* [DIRECTIVE]:
Copy out the listing lines below word for word, from the line containing "list each element" through the line containing "breadcrumb-item-company[interactable]: AGOLUTION - Die", including both of those lines.

* [PROVIDED RECORDS]:

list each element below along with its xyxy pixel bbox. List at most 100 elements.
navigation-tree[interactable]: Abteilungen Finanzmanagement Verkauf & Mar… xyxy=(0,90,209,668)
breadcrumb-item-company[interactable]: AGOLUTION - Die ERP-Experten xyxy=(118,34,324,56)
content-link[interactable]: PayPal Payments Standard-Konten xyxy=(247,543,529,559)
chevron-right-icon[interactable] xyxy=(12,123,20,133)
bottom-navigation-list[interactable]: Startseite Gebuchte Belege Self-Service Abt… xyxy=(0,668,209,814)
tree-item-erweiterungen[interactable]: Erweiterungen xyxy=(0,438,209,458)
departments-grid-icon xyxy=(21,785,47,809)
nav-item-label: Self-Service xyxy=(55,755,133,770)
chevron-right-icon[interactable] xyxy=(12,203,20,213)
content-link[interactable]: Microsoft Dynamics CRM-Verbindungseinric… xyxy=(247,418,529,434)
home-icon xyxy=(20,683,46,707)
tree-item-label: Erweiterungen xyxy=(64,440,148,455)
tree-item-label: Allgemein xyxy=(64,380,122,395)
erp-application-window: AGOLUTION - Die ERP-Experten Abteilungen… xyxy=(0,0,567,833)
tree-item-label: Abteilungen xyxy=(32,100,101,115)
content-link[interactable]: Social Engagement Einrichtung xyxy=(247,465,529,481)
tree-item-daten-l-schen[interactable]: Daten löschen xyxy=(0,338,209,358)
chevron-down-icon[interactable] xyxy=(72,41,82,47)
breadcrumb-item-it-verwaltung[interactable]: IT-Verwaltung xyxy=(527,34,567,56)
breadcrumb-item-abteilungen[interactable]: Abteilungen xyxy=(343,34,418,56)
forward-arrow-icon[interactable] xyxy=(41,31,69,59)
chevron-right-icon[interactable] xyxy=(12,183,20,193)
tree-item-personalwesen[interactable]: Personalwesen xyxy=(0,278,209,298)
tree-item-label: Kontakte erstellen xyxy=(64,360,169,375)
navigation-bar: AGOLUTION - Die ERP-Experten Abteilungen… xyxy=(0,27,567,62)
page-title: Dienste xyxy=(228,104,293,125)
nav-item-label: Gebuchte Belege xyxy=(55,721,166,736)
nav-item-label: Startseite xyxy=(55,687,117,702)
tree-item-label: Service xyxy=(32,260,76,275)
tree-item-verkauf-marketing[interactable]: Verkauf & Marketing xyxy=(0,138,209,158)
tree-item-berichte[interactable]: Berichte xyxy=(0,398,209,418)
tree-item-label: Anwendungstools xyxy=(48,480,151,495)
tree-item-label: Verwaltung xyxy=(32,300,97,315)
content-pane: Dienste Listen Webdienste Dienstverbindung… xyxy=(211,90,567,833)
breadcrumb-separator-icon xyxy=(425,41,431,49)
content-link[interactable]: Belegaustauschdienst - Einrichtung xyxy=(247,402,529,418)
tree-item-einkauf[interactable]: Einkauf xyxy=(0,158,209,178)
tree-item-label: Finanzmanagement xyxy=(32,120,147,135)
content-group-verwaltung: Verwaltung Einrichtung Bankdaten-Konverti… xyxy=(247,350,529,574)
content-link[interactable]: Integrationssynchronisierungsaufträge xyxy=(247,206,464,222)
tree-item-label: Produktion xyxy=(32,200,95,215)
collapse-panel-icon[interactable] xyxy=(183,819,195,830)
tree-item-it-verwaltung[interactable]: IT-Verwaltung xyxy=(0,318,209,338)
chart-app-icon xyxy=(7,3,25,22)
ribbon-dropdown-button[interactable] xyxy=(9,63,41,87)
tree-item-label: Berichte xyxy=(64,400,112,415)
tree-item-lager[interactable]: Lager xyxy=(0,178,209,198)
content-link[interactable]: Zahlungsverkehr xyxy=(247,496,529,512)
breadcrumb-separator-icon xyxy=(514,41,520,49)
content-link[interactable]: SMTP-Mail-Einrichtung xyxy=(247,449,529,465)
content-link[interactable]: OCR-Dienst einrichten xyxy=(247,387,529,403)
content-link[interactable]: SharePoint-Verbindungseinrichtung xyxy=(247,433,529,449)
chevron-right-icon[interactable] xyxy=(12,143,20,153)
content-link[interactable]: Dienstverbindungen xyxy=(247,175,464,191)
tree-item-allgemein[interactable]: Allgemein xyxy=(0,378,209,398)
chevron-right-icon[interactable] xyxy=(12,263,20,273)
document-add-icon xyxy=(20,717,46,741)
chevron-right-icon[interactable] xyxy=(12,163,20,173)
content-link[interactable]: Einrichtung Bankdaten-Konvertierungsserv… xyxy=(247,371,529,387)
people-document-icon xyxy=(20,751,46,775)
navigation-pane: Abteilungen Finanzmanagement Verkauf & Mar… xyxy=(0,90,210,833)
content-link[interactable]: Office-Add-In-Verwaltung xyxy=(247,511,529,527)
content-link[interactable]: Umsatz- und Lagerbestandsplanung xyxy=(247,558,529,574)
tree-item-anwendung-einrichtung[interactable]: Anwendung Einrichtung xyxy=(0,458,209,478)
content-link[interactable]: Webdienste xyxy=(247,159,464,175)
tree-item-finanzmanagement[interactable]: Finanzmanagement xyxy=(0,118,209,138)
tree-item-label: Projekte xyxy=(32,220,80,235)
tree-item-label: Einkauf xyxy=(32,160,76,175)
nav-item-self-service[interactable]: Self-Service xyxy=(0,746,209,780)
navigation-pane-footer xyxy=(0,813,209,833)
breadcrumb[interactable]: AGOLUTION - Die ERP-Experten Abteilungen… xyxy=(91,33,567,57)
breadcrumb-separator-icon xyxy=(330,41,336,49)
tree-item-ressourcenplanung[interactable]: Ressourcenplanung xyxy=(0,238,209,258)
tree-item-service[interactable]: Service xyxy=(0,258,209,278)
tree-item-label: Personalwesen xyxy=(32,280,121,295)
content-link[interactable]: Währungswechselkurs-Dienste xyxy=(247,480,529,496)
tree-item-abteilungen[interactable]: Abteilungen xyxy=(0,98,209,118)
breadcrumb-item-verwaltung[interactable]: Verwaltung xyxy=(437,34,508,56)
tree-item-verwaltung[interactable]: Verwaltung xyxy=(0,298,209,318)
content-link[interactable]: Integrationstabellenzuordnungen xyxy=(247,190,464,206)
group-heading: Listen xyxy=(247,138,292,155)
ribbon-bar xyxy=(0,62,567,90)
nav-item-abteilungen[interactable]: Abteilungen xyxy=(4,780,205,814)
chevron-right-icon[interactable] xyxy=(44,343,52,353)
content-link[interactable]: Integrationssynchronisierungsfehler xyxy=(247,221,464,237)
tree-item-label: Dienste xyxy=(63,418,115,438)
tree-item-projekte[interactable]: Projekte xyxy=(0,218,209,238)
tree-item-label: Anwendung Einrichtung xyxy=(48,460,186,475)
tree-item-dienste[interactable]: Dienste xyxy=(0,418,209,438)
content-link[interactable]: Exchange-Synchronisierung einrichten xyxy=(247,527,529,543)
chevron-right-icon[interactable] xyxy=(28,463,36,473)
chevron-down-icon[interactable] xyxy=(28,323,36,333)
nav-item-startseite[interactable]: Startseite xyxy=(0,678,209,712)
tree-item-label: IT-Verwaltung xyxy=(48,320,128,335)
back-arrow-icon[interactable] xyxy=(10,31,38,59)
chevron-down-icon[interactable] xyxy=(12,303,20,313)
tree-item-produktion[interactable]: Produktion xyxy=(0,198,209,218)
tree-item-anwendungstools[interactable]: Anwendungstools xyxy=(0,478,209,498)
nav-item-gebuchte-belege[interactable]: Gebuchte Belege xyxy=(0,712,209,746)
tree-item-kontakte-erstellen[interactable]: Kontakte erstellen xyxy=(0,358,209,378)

...

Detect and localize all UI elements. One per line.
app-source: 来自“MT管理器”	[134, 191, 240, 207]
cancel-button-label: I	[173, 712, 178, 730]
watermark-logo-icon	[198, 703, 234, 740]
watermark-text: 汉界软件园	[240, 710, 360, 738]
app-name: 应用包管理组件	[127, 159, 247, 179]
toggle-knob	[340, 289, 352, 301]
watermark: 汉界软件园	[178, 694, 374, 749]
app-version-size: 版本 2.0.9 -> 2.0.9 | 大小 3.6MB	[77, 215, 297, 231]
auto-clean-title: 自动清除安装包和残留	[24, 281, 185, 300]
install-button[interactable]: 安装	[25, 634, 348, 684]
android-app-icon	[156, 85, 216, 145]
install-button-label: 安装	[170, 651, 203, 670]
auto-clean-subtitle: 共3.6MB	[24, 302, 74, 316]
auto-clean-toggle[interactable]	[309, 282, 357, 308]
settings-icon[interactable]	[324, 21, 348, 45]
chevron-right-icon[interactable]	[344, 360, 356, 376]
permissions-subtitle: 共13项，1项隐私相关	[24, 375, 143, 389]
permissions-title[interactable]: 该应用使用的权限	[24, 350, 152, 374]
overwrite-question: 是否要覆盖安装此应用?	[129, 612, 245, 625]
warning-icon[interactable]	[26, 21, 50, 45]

* [SOLUTION]:
list each element below along with its xyxy pixel bbox. List at most 100 elements.
navigation-tree[interactable]: Abteilungen Finanzmanagement Verkauf & Mar… xyxy=(0,90,209,668)
breadcrumb-item-company[interactable]: AGOLUTION - Die ERP-Experten xyxy=(118,34,324,56)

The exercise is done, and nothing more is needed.